**** Given entries

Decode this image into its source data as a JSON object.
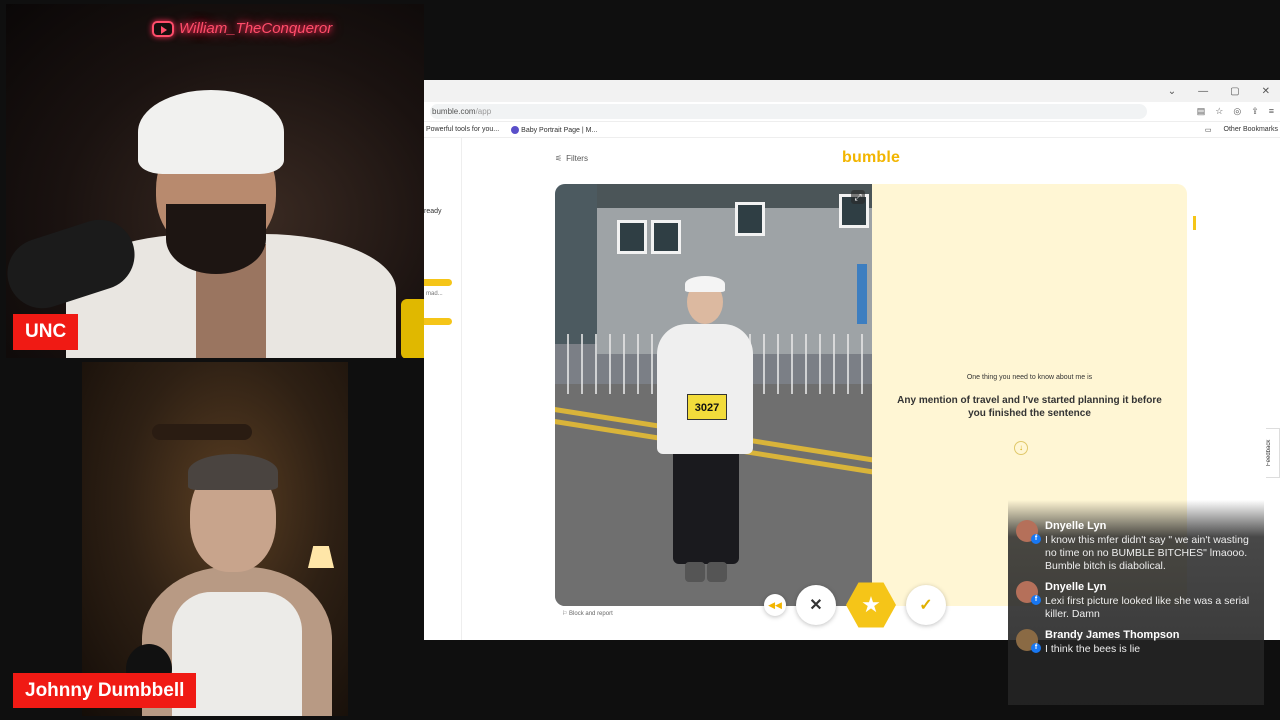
{
  "stream": {
    "neon_sign": "William_TheConqueror",
    "host1_name": "UNC",
    "host2_name": "Johnny Dumbbell"
  },
  "browser": {
    "url_host": "bumble.com",
    "url_path": "/app",
    "bookmarks": [
      "Powerful tools for you...",
      "Baby Portrait Page | M...",
      "Other Bookmarks"
    ],
    "window_controls": [
      "⌄",
      "—",
      "▢",
      "✕"
    ]
  },
  "app": {
    "logo": "bumble",
    "filters_label": "Filters",
    "sidebar_text": "ready",
    "sidebar_small": "mad...",
    "bib_number": "3027",
    "bio_heading": "One thing you need to know about me is",
    "bio_text": "Any mention of travel and I've started planning it before you finished the sentence",
    "block_report": "Block and report",
    "feedback": "Feedback",
    "colors": {
      "brand": "#f5c518",
      "bio_bg": "#fff6d4"
    }
  },
  "chat": {
    "messages": [
      {
        "name": "Dnyelle Lyn",
        "text": "I know this mfer didn't say \" we ain't wasting no time on no BUMBLE BITCHES\" lmaooo. Bumble bitch is diabolical."
      },
      {
        "name": "Dnyelle Lyn",
        "text": "Lexi first picture looked like she was a serial killer. Damn"
      },
      {
        "name": "Brandy James Thompson",
        "text": "I think the bees is lie"
      }
    ]
  }
}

********

- **Instructions to follow**: Count the lines in the records above that contain the word "know", and give only the number.

- **Answer to the exercise**: 2